─── SUPPLIED RECORDS ───

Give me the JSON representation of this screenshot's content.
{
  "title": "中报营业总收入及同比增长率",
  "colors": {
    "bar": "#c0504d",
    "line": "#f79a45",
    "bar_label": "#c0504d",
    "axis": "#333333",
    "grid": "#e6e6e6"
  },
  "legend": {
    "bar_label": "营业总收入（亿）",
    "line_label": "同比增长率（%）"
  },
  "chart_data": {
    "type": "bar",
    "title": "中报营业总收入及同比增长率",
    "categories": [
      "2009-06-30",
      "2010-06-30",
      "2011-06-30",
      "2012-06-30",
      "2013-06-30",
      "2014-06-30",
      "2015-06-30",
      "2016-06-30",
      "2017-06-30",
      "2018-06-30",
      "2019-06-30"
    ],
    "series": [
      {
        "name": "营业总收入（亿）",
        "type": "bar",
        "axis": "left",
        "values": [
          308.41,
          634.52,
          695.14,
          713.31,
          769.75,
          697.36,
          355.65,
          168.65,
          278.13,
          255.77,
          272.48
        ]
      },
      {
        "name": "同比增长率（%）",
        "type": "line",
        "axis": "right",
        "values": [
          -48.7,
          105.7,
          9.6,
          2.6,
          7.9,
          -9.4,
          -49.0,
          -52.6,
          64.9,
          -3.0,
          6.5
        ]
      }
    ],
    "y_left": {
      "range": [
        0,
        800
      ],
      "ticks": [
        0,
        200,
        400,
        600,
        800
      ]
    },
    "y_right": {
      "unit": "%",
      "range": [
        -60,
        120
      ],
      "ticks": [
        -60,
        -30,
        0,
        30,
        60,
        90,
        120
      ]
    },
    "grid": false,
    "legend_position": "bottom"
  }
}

───

### GOAL OF THE EXERCISE
Write out every line of the records exactly.

### WRITTEN SOLUTION
Give me the JSON representation of this screenshot's content.
{
  "title": "中报营业总收入及同比增长率",
  "colors": {
    "bar": "#c0504d",
    "line": "#f79a45",
    "bar_label": "#c0504d",
    "axis": "#333333",
    "grid": "#e6e6e6"
  },
  "legend": {
    "bar_label": "营业总收入（亿）",
    "line_label": "同比增长率（%）"
  },
  "chart_data": {
    "type": "bar",
    "title": "中报营业总收入及同比增长率",
    "categories": [
      "2009-06-30",
      "2010-06-30",
      "2011-06-30",
      "2012-06-30",
      "2013-06-30",
      "2014-06-30",
      "2015-06-30",
      "2016-06-30",
      "2017-06-30",
      "2018-06-30",
      "2019-06-30"
    ],
    "series": [
      {
        "name": "营业总收入（亿）",
        "type": "bar",
        "axis": "left",
        "values": [
          308.41,
          634.52,
          695.14,
          713.31,
          769.75,
          697.36,
          355.65,
          168.65,
          278.13,
          255.77,
          272.48
        ]
      },
      {
        "name": "同比增长率（%）",
        "type": "line",
        "axis": "right",
        "values": [
          -48.7,
          105.7,
          9.6,
          2.6,
          7.9,
          -9.4,
          -49.0,
          -52.6,
          64.9,
          -3.0,
          6.5
        ]
      }
    ],
    "y_left": {
      "range": [
        0,
        800
      ],
      "ticks": [
        0,
        200,
        400,
        600,
        800
      ]
    },
    "y_right": {
      "unit": "%",
      "range": [
        -60,
        120
      ],
      "ticks": [
        -60,
        -30,
        0,
        30,
        60,
        90,
        120
      ]
    },
    "grid": false,
    "legend_position": "bottom"
  }
}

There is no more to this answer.